> [PROBLEM DETAILS]: Express the data as a Markdown table with the columns "Row" and "Line," starting at the first line and ending at the line that contains "sale-number: 2 xyxy=(45,505,60,525)". Leave out any blank lines.

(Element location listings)
****************************************
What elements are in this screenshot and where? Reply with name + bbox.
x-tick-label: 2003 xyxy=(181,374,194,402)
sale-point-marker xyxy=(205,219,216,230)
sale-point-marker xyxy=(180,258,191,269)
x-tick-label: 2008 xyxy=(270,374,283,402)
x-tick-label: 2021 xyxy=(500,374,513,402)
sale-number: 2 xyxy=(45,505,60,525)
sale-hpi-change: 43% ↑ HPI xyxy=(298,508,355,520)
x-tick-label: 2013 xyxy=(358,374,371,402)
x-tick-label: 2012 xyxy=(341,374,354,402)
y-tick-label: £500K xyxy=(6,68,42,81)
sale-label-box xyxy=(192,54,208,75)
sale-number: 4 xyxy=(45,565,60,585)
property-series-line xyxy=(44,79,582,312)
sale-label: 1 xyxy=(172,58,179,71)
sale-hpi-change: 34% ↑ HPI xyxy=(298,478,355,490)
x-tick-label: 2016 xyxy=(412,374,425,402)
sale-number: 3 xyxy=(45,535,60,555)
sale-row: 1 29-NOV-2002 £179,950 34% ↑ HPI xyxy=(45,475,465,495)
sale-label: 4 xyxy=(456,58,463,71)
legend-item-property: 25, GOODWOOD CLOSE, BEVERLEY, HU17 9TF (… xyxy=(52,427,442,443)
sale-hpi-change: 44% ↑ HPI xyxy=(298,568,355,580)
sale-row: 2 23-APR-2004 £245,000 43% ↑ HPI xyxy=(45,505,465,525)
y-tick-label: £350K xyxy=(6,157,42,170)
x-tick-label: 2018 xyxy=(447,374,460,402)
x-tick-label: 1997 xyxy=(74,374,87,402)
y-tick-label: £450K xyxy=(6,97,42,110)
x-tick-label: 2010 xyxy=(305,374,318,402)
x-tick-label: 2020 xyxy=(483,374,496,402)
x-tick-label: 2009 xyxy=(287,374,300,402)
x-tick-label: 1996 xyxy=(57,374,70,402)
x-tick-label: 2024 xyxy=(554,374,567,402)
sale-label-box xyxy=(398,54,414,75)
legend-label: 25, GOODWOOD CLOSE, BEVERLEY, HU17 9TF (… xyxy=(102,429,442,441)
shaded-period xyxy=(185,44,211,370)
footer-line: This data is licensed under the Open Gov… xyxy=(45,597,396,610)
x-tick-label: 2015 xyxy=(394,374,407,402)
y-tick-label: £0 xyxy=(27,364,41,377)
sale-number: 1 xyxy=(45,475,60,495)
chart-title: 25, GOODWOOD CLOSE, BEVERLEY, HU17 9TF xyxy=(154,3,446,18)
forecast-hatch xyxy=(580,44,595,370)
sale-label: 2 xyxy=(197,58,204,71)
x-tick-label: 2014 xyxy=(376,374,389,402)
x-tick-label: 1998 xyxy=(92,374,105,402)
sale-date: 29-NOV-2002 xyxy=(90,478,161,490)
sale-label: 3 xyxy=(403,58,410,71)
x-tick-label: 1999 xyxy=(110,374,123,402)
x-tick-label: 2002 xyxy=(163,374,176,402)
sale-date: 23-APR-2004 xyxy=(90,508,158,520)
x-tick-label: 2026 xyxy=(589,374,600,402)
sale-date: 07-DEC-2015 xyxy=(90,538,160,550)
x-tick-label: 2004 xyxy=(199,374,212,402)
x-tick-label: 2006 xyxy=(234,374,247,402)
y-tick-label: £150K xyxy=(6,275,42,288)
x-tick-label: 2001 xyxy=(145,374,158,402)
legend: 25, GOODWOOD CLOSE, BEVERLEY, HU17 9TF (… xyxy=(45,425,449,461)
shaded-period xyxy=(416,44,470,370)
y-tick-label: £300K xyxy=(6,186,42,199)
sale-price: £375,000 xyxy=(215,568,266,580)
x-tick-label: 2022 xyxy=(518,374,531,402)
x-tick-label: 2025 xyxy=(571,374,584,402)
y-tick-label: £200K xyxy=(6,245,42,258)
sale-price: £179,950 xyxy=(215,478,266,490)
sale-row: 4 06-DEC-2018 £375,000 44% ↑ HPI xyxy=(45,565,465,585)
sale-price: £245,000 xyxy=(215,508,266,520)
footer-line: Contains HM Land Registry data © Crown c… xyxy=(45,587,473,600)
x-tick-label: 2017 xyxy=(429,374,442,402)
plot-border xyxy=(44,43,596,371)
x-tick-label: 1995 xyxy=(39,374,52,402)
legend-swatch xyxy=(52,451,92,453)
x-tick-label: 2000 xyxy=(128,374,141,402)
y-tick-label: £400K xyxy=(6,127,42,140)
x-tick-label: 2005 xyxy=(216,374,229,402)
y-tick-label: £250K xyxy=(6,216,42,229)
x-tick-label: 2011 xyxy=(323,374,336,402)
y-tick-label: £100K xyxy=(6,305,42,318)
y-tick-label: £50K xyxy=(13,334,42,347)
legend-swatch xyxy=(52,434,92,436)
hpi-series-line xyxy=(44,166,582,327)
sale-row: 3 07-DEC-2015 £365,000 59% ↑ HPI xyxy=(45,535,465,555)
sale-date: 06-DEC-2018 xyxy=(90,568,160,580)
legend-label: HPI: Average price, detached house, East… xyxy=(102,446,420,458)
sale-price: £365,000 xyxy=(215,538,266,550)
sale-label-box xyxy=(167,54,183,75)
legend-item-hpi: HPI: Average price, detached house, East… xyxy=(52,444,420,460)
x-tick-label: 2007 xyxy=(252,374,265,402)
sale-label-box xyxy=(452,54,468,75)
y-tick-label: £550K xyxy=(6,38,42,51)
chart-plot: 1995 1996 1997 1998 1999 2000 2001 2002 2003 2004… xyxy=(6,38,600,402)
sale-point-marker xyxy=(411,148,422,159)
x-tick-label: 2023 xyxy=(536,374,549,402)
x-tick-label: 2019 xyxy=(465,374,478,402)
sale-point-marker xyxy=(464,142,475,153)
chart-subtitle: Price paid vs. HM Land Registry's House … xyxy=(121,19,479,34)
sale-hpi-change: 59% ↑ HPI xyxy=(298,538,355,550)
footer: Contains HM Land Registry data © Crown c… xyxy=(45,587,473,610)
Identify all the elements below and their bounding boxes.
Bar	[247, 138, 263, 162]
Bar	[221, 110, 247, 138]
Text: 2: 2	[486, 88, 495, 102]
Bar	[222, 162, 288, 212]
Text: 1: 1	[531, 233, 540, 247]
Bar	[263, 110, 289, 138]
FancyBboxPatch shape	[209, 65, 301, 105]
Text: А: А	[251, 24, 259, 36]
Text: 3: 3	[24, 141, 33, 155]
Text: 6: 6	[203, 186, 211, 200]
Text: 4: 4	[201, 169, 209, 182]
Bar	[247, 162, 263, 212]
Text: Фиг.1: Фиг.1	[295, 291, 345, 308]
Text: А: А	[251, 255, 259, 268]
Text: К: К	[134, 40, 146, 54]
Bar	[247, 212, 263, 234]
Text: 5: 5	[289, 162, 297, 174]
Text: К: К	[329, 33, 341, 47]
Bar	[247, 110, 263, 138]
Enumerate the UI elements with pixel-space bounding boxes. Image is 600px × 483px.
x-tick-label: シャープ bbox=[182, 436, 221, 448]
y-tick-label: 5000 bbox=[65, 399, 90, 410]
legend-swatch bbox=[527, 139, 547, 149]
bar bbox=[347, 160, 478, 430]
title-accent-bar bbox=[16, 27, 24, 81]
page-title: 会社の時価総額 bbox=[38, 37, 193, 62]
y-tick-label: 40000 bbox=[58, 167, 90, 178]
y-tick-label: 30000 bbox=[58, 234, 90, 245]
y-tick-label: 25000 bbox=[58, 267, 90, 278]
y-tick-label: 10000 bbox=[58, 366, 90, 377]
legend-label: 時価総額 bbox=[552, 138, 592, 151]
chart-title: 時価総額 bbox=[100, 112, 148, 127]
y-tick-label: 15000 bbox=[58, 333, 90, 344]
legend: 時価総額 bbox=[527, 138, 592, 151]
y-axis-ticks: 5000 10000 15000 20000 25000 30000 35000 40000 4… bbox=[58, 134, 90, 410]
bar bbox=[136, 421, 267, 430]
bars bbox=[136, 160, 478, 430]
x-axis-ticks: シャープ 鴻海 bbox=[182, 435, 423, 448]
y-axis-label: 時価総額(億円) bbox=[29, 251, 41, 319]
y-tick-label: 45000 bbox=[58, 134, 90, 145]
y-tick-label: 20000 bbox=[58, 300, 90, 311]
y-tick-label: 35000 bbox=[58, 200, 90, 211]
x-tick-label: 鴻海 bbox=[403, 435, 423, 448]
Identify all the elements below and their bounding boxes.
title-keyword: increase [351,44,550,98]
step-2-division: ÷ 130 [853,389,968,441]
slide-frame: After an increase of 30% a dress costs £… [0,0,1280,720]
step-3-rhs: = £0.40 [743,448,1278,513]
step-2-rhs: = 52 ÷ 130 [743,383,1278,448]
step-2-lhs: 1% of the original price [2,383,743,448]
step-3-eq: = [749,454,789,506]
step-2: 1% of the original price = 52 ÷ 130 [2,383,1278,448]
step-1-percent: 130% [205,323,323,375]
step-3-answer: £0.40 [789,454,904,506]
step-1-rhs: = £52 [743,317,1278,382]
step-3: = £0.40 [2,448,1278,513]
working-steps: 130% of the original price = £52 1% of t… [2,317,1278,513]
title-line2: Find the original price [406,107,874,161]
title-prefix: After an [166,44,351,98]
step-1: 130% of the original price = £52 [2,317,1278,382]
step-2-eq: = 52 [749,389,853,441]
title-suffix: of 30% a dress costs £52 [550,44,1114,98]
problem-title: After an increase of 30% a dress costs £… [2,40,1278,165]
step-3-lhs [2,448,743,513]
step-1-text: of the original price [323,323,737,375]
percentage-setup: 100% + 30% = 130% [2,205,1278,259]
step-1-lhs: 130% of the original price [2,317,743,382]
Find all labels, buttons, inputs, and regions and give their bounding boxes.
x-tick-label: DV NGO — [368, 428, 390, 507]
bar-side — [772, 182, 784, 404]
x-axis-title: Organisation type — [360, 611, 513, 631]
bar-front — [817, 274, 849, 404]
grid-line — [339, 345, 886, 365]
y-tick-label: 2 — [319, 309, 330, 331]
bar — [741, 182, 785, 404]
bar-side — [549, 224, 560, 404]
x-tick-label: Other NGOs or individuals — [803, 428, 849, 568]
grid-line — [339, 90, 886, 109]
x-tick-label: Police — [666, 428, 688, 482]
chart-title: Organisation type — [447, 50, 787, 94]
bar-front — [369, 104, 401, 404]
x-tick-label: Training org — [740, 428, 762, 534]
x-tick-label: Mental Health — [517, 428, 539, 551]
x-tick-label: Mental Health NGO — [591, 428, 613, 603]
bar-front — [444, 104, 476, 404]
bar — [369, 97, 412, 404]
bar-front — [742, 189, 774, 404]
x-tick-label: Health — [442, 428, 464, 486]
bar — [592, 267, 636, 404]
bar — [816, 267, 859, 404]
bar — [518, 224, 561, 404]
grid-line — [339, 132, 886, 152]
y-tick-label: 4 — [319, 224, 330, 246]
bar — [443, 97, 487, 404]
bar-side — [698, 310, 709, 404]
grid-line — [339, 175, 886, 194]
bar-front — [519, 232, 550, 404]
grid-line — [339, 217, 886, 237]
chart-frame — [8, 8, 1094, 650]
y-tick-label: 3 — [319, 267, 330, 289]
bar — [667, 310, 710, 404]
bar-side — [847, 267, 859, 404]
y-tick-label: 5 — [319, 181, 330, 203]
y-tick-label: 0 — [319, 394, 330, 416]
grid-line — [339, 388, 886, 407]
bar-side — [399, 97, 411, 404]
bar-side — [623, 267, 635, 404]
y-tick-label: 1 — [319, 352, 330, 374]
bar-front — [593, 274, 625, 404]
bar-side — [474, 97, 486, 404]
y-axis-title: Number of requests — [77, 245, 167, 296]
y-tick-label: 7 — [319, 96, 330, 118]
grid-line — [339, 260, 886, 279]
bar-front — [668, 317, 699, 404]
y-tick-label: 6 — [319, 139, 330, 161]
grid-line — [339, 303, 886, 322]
****************************************
> [RESPONSE FOR THIS EXERCISE]:
| Row | Line |
|---|---|
| 1 | What elements are in this screenshot and where? Reply with name + bbox. |
| 2 | x-tick-label: 2003 xyxy=(181,374,194,402) |
| 3 | sale-point-marker xyxy=(205,219,216,230) |
| 4 | sale-point-marker xyxy=(180,258,191,269) |
| 5 | x-tick-label: 2008 xyxy=(270,374,283,402) |
| 6 | x-tick-label: 2021 xyxy=(500,374,513,402) |
| 7 | sale-number: 2 xyxy=(45,505,60,525) |